*Problem requirements*. Transcribe all of the material exactly, except for its pictures.
==========
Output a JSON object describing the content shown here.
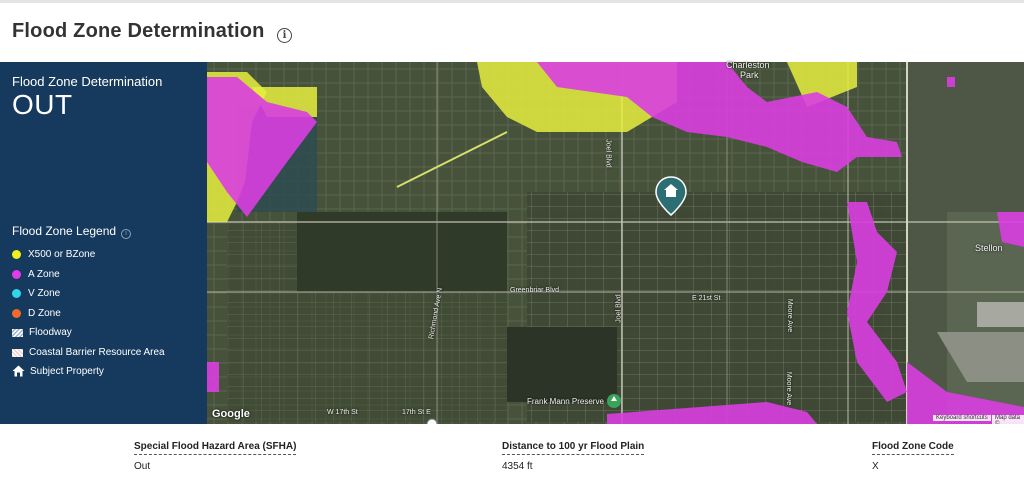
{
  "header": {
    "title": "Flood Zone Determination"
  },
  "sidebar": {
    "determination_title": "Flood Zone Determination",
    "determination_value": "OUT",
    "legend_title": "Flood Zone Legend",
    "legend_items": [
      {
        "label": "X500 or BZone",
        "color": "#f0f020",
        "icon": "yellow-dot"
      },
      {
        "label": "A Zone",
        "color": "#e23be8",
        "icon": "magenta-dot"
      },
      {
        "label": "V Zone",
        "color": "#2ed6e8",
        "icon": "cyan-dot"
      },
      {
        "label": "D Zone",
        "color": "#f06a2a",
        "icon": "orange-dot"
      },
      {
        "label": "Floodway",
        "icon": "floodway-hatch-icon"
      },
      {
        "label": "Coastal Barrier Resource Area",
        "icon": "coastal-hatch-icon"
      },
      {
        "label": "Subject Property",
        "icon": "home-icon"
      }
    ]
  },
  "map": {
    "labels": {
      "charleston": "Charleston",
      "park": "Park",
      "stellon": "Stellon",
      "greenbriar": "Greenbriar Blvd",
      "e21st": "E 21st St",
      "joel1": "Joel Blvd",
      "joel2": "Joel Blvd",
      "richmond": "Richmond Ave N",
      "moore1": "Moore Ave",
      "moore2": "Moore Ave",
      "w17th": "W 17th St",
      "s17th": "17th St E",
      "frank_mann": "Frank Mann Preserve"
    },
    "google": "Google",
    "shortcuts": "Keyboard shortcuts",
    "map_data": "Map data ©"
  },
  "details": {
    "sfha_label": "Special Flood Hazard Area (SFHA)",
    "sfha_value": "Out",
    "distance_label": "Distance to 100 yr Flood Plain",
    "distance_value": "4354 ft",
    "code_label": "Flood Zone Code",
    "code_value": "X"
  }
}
==========
*Correct result*.
Output a JSON object describing the content shown here.
{
  "header": {
    "title": "Flood Zone Determination"
  },
  "sidebar": {
    "determination_title": "Flood Zone Determination",
    "determination_value": "OUT",
    "legend_title": "Flood Zone Legend",
    "legend_items": [
      {
        "label": "X500 or BZone",
        "color": "#f0f020",
        "icon": "yellow-dot"
      },
      {
        "label": "A Zone",
        "color": "#e23be8",
        "icon": "magenta-dot"
      },
      {
        "label": "V Zone",
        "color": "#2ed6e8",
        "icon": "cyan-dot"
      },
      {
        "label": "D Zone",
        "color": "#f06a2a",
        "icon": "orange-dot"
      },
      {
        "label": "Floodway",
        "icon": "floodway-hatch-icon"
      },
      {
        "label": "Coastal Barrier Resource Area",
        "icon": "coastal-hatch-icon"
      },
      {
        "label": "Subject Property",
        "icon": "home-icon"
      }
    ]
  },
  "map": {
    "labels": {
      "charleston": "Charleston",
      "park": "Park",
      "stellon": "Stellon",
      "greenbriar": "Greenbriar Blvd",
      "e21st": "E 21st St",
      "joel1": "Joel Blvd",
      "joel2": "Joel Blvd",
      "richmond": "Richmond Ave N",
      "moore1": "Moore Ave",
      "moore2": "Moore Ave",
      "w17th": "W 17th St",
      "s17th": "17th St E",
      "frank_mann": "Frank Mann Preserve"
    },
    "google": "Google",
    "shortcuts": "Keyboard shortcuts",
    "map_data": "Map data ©"
  },
  "details": {
    "sfha_label": "Special Flood Hazard Area (SFHA)",
    "sfha_value": "Out",
    "distance_label": "Distance to 100 yr Flood Plain",
    "distance_value": "4354 ft",
    "code_label": "Flood Zone Code",
    "code_value": "X"
  }
}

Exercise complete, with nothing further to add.